# [What you should do]
For every line in the records that has the word "Pertanto", make a copy.

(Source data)
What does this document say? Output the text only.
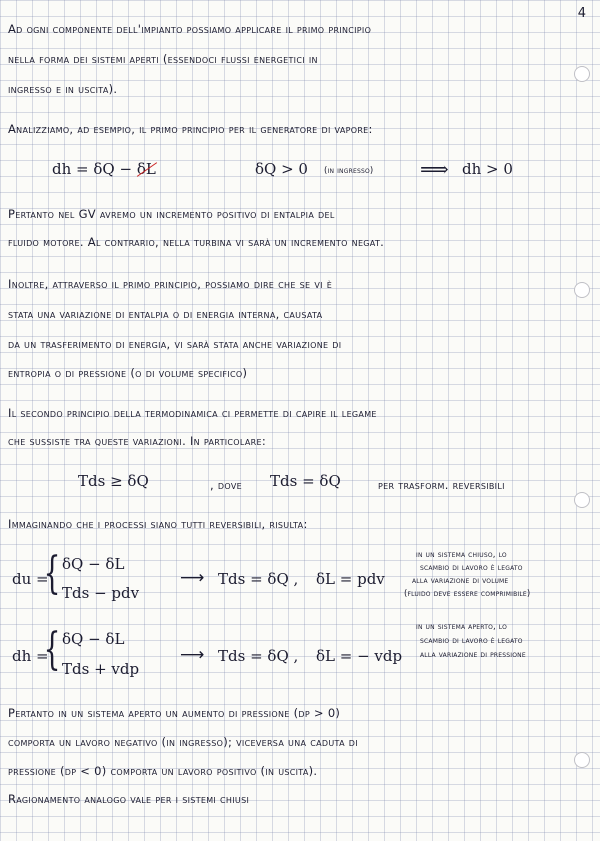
4
Ad ogni componente dell'impianto possiamo applicare il primo principio
nella forma dei sistemi aperti (essendoci flussi energetici in
ingresso e in uscita).
Analizziamo, ad esempio, il primo principio per il generatore di vapore:
dh = δQ − δL	δQ > 0 (in ingresso) ⟹ dh > 0
Pertanto nel GV avremo un incremento positivo di entalpia del
fluido motore. Al contrario, nella turbina vi sarà un incremento negat.
Inoltre, attraverso il primo principio, possiamo dire che se vi è
stata una variazione di entalpia o di energia interna, causata
da un trasferimento di energia, vi sarà stata anche variazione di
entropia o di pressione (o di volume specifico)
Il secondo principio della termodinamica ci permette di capire il legame
che sussiste tra queste variazioni. In particolare:
Tds ≥ δQ	, dove Tds = δQ	per trasform. reversibili
Immaginando che i processi siano tutti reversibili, risulta:
du =
{ δQ − δL
Tds − pdv
⟶ Tds = δQ , δL = pdv
in un sistema chiuso, lo
scambio di lavoro è legato
alla variazione di volume
(fluido deve essere comprimibile)
dh =
{ δQ − δL
Tds + vdp
⟶ Tds = δQ , δL = − vdp
in un sistema aperto, lo
scambio di lavoro è legato
alla variazione di pressione
Pertanto in un sistema aperto un aumento di pressione (dp > 0)
comporta un lavoro negativo (in ingresso); viceversa una caduta di
pressione (dp < 0) comporta un lavoro positivo (in uscita).
Ragionamento analogo vale per i sistemi chiusi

# [Exercise answer]
Pertanto nel GV avremo un incremento positivo di entalpia del
Pertanto in un sistema aperto un aumento di pressione (dp > 0)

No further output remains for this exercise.